-- INSTRUCTIONS TO FOLLOW --
Work out how many lines in the data hold the word "гнезда", and reply with that number only.

-- SUPPLIED RECORDS --
-- -- --

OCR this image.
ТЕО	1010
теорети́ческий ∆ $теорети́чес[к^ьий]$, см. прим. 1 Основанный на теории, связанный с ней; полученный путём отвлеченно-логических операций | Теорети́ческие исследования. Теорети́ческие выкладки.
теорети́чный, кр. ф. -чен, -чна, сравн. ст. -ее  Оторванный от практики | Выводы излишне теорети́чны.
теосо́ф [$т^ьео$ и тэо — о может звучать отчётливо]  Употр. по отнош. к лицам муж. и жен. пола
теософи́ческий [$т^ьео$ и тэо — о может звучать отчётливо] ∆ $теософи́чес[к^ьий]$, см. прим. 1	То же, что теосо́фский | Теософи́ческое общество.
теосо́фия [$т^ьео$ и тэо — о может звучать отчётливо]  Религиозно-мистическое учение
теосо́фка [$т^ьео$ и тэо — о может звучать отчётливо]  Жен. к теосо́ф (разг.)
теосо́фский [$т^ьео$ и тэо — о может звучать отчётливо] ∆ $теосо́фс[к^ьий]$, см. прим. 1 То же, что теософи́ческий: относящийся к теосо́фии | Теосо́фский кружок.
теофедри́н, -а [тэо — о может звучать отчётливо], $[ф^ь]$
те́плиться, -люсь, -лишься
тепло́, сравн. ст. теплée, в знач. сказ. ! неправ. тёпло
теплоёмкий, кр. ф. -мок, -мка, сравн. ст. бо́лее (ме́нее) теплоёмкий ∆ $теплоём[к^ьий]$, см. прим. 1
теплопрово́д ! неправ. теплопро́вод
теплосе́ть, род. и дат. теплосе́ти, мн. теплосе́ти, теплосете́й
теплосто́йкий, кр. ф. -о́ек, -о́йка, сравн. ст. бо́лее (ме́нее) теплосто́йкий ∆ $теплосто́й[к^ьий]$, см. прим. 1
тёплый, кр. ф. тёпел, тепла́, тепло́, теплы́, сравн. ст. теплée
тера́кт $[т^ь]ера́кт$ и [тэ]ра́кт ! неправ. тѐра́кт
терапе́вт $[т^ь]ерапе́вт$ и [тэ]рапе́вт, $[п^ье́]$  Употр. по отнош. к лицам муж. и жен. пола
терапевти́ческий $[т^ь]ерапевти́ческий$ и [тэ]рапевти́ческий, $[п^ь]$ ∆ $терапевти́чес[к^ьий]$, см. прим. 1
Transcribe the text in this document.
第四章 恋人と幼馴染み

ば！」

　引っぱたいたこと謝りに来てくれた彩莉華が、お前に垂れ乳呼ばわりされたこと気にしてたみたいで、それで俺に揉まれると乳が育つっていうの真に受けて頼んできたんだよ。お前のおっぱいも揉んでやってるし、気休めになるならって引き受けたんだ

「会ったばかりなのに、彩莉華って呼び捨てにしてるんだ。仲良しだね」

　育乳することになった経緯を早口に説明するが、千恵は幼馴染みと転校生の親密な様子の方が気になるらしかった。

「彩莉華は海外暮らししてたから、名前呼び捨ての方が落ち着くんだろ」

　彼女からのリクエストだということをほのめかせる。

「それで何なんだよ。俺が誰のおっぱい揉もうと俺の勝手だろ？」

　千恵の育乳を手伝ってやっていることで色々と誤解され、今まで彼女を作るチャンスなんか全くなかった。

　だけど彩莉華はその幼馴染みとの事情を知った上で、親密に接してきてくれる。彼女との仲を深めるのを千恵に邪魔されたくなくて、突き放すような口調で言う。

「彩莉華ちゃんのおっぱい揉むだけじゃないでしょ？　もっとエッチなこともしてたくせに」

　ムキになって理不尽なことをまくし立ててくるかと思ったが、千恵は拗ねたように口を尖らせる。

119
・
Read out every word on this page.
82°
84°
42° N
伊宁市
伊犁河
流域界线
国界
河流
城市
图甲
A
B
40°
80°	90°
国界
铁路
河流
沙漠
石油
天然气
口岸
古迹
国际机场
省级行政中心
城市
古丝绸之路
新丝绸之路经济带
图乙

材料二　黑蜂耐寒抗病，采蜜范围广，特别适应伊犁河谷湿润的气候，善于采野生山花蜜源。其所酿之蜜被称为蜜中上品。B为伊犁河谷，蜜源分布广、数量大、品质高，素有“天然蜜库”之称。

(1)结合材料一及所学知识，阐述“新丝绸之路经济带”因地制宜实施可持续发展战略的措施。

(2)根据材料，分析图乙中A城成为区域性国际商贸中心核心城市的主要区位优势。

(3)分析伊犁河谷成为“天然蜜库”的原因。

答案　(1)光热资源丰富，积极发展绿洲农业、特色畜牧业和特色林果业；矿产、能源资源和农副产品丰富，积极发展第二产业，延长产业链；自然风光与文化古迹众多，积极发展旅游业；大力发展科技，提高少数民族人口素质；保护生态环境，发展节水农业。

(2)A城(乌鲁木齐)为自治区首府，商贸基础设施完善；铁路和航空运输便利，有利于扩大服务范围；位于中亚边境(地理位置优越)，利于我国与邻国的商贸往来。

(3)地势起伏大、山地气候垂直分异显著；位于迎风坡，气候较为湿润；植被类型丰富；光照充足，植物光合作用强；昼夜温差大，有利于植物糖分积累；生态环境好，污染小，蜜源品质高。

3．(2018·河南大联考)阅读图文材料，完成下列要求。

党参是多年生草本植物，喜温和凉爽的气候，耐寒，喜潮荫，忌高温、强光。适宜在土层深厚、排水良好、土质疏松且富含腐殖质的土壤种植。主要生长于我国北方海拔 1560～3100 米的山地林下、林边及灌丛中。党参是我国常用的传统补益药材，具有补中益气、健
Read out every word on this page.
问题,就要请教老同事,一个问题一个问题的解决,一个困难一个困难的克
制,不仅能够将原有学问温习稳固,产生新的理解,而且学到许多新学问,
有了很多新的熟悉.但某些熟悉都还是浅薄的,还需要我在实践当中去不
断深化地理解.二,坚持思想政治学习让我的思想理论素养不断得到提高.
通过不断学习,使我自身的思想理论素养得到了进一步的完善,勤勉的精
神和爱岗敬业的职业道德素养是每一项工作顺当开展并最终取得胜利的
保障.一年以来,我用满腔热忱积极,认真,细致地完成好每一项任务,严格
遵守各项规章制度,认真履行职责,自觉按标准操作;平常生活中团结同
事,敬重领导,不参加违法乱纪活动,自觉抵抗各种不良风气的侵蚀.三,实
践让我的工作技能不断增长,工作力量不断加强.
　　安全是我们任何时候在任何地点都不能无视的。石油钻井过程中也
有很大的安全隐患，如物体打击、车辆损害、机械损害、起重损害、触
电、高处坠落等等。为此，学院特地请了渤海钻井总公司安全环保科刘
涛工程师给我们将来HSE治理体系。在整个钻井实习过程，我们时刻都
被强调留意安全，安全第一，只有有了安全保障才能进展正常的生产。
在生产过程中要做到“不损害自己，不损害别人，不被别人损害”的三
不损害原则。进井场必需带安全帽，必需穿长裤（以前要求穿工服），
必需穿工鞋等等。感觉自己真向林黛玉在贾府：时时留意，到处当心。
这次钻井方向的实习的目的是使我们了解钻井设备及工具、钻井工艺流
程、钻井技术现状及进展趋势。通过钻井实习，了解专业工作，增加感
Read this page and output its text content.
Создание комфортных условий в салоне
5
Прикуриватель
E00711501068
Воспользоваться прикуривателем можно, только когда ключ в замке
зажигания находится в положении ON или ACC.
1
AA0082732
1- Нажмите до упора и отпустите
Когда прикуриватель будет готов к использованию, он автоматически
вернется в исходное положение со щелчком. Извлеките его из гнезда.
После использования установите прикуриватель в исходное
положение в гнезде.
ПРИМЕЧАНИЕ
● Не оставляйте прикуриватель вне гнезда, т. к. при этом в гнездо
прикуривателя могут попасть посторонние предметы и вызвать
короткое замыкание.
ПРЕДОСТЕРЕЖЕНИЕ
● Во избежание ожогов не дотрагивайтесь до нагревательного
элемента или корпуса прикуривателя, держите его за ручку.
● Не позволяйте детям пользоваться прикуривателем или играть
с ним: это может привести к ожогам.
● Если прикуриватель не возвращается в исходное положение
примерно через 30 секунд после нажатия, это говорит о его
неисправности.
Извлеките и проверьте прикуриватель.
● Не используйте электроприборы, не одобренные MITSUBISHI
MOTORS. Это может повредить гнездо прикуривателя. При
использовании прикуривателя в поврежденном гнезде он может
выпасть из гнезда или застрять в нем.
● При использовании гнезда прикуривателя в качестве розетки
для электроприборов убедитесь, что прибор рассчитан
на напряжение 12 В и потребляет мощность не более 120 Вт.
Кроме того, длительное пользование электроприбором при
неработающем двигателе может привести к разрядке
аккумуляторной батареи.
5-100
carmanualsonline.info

-- -- --

-- FINAL RESULT --
4